[The exercise]:
Copy out the entries below precisely; nothing is to be omitted.
((
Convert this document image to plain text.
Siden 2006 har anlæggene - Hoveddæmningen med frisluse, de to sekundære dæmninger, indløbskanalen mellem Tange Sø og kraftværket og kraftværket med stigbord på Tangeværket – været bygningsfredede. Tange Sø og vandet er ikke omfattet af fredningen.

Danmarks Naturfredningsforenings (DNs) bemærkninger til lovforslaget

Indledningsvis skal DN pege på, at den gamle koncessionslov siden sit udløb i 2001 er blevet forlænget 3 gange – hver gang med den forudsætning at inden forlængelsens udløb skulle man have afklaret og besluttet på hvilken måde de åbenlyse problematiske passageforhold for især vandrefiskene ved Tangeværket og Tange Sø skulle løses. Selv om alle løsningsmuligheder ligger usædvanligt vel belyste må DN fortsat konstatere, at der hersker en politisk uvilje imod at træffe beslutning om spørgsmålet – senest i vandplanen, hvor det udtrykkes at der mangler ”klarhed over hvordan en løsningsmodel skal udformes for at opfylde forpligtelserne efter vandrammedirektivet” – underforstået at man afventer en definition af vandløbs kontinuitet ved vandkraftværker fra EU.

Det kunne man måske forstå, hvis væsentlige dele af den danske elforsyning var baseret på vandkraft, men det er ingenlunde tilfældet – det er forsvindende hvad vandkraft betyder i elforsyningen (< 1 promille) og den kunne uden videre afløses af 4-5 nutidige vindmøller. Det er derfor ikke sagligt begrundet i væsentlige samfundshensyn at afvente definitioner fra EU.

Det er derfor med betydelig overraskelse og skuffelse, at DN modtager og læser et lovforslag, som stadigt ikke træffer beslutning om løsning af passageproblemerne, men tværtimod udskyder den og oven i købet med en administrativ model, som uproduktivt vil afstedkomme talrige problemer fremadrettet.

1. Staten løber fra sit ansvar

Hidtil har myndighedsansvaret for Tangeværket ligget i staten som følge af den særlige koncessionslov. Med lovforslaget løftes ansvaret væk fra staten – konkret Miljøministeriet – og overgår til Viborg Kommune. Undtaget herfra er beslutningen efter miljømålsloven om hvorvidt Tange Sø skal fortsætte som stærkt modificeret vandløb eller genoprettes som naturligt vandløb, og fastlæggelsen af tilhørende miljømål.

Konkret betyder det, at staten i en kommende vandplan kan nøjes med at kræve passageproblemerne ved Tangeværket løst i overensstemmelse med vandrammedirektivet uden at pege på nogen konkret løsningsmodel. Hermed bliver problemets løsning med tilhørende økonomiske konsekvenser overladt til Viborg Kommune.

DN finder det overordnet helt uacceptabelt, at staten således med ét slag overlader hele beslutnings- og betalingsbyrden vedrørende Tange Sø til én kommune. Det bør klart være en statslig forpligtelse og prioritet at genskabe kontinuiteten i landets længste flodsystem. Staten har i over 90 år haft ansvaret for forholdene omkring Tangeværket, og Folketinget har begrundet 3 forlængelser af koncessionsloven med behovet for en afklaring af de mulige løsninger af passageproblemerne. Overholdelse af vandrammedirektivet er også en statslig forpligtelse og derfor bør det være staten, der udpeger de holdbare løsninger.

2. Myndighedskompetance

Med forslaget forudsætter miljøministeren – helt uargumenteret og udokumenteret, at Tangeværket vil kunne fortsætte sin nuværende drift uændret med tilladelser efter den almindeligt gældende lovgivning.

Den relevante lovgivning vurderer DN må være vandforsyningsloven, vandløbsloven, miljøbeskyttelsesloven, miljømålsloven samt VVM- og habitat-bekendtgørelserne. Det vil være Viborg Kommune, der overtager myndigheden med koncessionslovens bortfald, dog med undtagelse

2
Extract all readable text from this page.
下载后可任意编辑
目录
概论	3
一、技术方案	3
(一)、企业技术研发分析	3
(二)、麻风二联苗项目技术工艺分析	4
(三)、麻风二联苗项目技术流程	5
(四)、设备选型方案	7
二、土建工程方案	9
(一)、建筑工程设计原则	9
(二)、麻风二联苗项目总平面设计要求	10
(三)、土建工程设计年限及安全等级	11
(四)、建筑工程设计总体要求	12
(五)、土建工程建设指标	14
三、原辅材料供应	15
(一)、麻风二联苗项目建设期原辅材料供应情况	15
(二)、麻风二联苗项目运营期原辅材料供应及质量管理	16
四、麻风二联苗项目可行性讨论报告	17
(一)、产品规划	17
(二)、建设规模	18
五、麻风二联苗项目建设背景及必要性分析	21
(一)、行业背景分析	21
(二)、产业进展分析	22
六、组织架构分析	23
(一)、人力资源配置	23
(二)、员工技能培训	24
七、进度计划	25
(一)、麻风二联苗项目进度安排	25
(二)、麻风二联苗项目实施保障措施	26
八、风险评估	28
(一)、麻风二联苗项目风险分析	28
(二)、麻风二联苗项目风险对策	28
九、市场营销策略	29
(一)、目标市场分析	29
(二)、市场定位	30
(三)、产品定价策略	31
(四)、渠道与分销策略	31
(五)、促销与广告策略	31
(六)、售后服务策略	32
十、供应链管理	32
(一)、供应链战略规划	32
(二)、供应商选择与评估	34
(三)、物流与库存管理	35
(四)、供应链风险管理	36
))
[Answer to the task]:
Convert this document image to plain text.
Siden 2006 har anlæggene - Hoveddæmningen med frisluse, de to sekundære dæmninger, indløbskanalen mellem Tange Sø og kraftværket og kraftværket med stigbord på Tangeværket – været bygningsfredede. Tange Sø og vandet er ikke omfattet af fredningen.

Danmarks Naturfredningsforenings (DNs) bemærkninger til lovforslaget

Indledningsvis skal DN pege på, at den gamle koncessionslov siden sit udløb i 2001 er blevet forlænget 3 gange – hver gang med den forudsætning at inden forlængelsens udløb skulle man have afklaret og besluttet på hvilken måde de åbenlyse problematiske passageforhold for især vandrefiskene ved Tangeværket og Tange Sø skulle løses. Selv om alle løsningsmuligheder ligger usædvanligt vel belyste må DN fortsat konstatere, at der hersker en politisk uvilje imod at træffe beslutning om spørgsmålet – senest i vandplanen, hvor det udtrykkes at der mangler ”klarhed over hvordan en løsningsmodel skal udformes for at opfylde forpligtelserne efter vandrammedirektivet” – underforstået at man afventer en definition af vandløbs kontinuitet ved vandkraftværker fra EU.

Det kunne man måske forstå, hvis væsentlige dele af den danske elforsyning var baseret på vandkraft, men det er ingenlunde tilfældet – det er forsvindende hvad vandkraft betyder i elforsyningen (< 1 promille) og den kunne uden videre afløses af 4-5 nutidige vindmøller. Det er derfor ikke sagligt begrundet i væsentlige samfundshensyn at afvente definitioner fra EU.

Det er derfor med betydelig overraskelse og skuffelse, at DN modtager og læser et lovforslag, som stadigt ikke træffer beslutning om løsning af passageproblemerne, men tværtimod udskyder den og oven i købet med en administrativ model, som uproduktivt vil afstedkomme talrige problemer fremadrettet.

1. Staten løber fra sit ansvar

Hidtil har myndighedsansvaret for Tangeværket ligget i staten som følge af den særlige koncessionslov. Med lovforslaget løftes ansvaret væk fra staten – konkret Miljøministeriet – og overgår til Viborg Kommune. Undtaget herfra er beslutningen efter miljømålsloven om hvorvidt Tange Sø skal fortsætte som stærkt modificeret vandløb eller genoprettes som naturligt vandløb, og fastlæggelsen af tilhørende miljømål.

Konkret betyder det, at staten i en kommende vandplan kan nøjes med at kræve passageproblemerne ved Tangeværket løst i overensstemmelse med vandrammedirektivet uden at pege på nogen konkret løsningsmodel. Hermed bliver problemets løsning med tilhørende økonomiske konsekvenser overladt til Viborg Kommune.

DN finder det overordnet helt uacceptabelt, at staten således med ét slag overlader hele beslutnings- og betalingsbyrden vedrørende Tange Sø til én kommune. Det bør klart være en statslig forpligtelse og prioritet at genskabe kontinuiteten i landets længste flodsystem. Staten har i over 90 år haft ansvaret for forholdene omkring Tangeværket, og Folketinget har begrundet 3 forlængelser af koncessionsloven med behovet for en afklaring af de mulige løsninger af passageproblemerne. Overholdelse af vandrammedirektivet er også en statslig forpligtelse og derfor bør det være staten, der udpeger de holdbare løsninger.

2. Myndighedskompetance

Med forslaget forudsætter miljøministeren – helt uargumenteret og udokumenteret, at Tangeværket vil kunne fortsætte sin nuværende drift uændret med tilladelser efter den almindeligt gældende lovgivning.

Den relevante lovgivning vurderer DN må være vandforsyningsloven, vandløbsloven, miljøbeskyttelsesloven, miljømålsloven samt VVM- og habitat-bekendtgørelserne. Det vil være Viborg Kommune, der overtager myndigheden med koncessionslovens bortfald, dog med undtagelse

2
Extract all readable text from this page.
下载后可任意编辑
目录
概论	3
一、技术方案	3
(一)、企业技术研发分析	3
(二)、麻风二联苗项目技术工艺分析	4
(三)、麻风二联苗项目技术流程	5
(四)、设备选型方案	7
二、土建工程方案	9
(一)、建筑工程设计原则	9
(二)、麻风二联苗项目总平面设计要求	10
(三)、土建工程设计年限及安全等级	11
(四)、建筑工程设计总体要求	12
(五)、土建工程建设指标	14
三、原辅材料供应	15
(一)、麻风二联苗项目建设期原辅材料供应情况	15
(二)、麻风二联苗项目运营期原辅材料供应及质量管理	16
四、麻风二联苗项目可行性讨论报告	17
(一)、产品规划	17
(二)、建设规模	18
五、麻风二联苗项目建设背景及必要性分析	21
(一)、行业背景分析	21
(二)、产业进展分析	22
六、组织架构分析	23
(一)、人力资源配置	23
(二)、员工技能培训	24
七、进度计划	25
(一)、麻风二联苗项目进度安排	25
(二)、麻风二联苗项目实施保障措施	26
八、风险评估	28
(一)、麻风二联苗项目风险分析	28
(二)、麻风二联苗项目风险对策	28
九、市场营销策略	29
(一)、目标市场分析	29
(二)、市场定位	30
(三)、产品定价策略	31
(四)、渠道与分销策略	31
(五)、促销与广告策略	31
(六)、售后服务策略	32
十、供应链管理	32
(一)、供应链战略规划	32
(二)、供应商选择与评估	34
(三)、物流与库存管理	35
(四)、供应链风险管理	36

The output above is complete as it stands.